START DATA ENTRIES

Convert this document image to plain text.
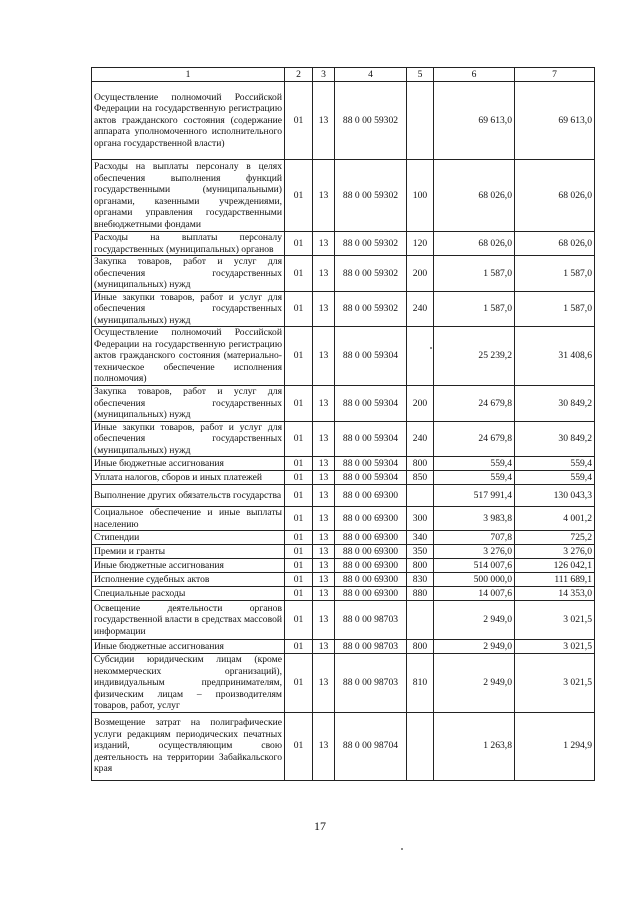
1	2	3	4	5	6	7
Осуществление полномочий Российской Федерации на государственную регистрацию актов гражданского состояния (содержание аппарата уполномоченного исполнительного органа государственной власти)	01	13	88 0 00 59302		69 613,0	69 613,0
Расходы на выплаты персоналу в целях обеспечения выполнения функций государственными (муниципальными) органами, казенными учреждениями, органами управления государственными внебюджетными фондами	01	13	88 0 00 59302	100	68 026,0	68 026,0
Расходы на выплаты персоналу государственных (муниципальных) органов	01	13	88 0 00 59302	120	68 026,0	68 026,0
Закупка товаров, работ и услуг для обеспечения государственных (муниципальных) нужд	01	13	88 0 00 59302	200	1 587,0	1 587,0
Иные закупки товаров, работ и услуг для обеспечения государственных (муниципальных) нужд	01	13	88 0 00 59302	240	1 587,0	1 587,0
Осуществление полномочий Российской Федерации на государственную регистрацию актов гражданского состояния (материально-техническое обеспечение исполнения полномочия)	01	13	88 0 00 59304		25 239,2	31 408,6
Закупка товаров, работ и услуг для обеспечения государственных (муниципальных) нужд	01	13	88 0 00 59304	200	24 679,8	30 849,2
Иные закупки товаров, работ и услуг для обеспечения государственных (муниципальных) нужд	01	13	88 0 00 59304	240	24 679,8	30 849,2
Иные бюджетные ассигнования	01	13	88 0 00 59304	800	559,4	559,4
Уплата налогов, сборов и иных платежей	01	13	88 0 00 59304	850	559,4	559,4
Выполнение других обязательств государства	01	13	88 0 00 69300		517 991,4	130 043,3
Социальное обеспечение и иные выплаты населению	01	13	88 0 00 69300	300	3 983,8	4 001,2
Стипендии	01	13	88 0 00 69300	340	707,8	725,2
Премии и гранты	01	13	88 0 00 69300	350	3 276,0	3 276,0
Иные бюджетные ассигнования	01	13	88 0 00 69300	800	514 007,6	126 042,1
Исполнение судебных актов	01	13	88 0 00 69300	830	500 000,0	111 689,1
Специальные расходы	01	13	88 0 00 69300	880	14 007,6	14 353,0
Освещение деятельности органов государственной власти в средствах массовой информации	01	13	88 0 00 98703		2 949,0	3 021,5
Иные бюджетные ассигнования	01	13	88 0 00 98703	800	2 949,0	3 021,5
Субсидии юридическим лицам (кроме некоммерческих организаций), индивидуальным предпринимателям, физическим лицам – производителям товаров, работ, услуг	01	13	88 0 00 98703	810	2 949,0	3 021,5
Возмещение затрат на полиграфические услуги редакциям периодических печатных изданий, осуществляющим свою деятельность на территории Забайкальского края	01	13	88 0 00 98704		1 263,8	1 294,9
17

END DATA ENTRIES

**PROBLEM DETAILS:** Reproduce each line of the records exactly, and omit every picture.

**THE OUTPUT:**
Convert this document image to plain text.
1	2	3	4	5	6	7
Осуществление полномочий Российской Федерации на государственную регистрацию актов гражданского состояния (содержание аппарата уполномоченного исполнительного органа государственной власти)	01	13	88 0 00 59302		69 613,0	69 613,0
Расходы на выплаты персоналу в целях обеспечения выполнения функций государственными (муниципальными) органами, казенными учреждениями, органами управления государственными внебюджетными фондами	01	13	88 0 00 59302	100	68 026,0	68 026,0
Расходы на выплаты персоналу государственных (муниципальных) органов	01	13	88 0 00 59302	120	68 026,0	68 026,0
Закупка товаров, работ и услуг для обеспечения государственных (муниципальных) нужд	01	13	88 0 00 59302	200	1 587,0	1 587,0
Иные закупки товаров, работ и услуг для обеспечения государственных (муниципальных) нужд	01	13	88 0 00 59302	240	1 587,0	1 587,0
Осуществление полномочий Российской Федерации на государственную регистрацию актов гражданского состояния (материально-техническое обеспечение исполнения полномочия)	01	13	88 0 00 59304		25 239,2	31 408,6
Закупка товаров, работ и услуг для обеспечения государственных (муниципальных) нужд	01	13	88 0 00 59304	200	24 679,8	30 849,2
Иные закупки товаров, работ и услуг для обеспечения государственных (муниципальных) нужд	01	13	88 0 00 59304	240	24 679,8	30 849,2
Иные бюджетные ассигнования	01	13	88 0 00 59304	800	559,4	559,4
Уплата налогов, сборов и иных платежей	01	13	88 0 00 59304	850	559,4	559,4
Выполнение других обязательств государства	01	13	88 0 00 69300		517 991,4	130 043,3
Социальное обеспечение и иные выплаты населению	01	13	88 0 00 69300	300	3 983,8	4 001,2
Стипендии	01	13	88 0 00 69300	340	707,8	725,2
Премии и гранты	01	13	88 0 00 69300	350	3 276,0	3 276,0
Иные бюджетные ассигнования	01	13	88 0 00 69300	800	514 007,6	126 042,1
Исполнение судебных актов	01	13	88 0 00 69300	830	500 000,0	111 689,1
Специальные расходы	01	13	88 0 00 69300	880	14 007,6	14 353,0
Освещение деятельности органов государственной власти в средствах массовой информации	01	13	88 0 00 98703		2 949,0	3 021,5
Иные бюджетные ассигнования	01	13	88 0 00 98703	800	2 949,0	3 021,5
Субсидии юридическим лицам (кроме некоммерческих организаций), индивидуальным предпринимателям, физическим лицам – производителям товаров, работ, услуг	01	13	88 0 00 98703	810	2 949,0	3 021,5
Возмещение затрат на полиграфические услуги редакциям периодических печатных изданий, осуществляющим свою деятельность на территории Забайкальского края	01	13	88 0 00 98704		1 263,8	1 294,9
17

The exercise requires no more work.